| Request |
Gather each line containing the string "Library" from these entries.

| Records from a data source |

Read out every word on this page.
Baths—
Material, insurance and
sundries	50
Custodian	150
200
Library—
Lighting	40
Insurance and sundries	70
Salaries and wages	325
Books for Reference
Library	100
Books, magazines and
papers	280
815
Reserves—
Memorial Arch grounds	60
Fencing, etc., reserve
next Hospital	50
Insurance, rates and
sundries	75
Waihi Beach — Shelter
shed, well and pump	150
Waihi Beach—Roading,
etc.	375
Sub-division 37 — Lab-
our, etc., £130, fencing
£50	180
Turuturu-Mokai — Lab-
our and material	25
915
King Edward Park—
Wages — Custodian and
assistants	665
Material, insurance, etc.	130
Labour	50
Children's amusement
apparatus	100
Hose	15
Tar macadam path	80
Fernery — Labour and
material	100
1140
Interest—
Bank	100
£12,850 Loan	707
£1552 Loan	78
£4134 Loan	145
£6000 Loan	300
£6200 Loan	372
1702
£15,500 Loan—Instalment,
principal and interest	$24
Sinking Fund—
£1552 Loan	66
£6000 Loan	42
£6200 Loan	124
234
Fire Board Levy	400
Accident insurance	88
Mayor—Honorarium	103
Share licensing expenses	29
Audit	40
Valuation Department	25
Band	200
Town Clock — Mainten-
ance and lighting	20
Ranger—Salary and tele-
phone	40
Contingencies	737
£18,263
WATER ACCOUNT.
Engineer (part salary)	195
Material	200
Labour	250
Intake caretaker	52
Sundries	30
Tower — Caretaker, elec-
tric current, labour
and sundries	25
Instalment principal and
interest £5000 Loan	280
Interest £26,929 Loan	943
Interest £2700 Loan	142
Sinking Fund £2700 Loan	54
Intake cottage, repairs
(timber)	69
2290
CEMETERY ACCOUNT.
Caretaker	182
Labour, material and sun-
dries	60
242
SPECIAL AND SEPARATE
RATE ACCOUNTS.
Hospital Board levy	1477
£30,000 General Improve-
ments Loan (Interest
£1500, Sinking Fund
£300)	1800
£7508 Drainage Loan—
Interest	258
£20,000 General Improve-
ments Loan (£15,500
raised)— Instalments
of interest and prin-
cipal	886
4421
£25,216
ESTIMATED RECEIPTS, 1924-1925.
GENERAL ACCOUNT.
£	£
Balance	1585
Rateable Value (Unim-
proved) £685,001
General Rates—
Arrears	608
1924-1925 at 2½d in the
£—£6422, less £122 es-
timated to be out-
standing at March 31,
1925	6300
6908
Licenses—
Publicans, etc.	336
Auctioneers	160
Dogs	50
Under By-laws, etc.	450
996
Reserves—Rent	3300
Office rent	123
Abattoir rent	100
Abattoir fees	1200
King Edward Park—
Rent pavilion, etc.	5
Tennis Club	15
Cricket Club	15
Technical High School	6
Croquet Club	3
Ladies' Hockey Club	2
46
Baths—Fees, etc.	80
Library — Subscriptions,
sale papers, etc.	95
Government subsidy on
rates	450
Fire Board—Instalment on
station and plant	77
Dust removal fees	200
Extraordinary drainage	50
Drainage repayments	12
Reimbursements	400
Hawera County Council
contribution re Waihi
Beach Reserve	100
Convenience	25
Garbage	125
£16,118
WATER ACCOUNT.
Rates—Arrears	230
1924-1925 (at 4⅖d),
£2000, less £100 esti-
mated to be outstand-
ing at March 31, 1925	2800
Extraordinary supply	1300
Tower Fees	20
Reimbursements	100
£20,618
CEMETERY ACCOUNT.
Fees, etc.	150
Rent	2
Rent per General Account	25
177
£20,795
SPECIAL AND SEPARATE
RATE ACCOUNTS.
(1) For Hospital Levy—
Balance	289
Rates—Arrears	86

| Task output |
Library—
Library	100
Library — Subscriptions,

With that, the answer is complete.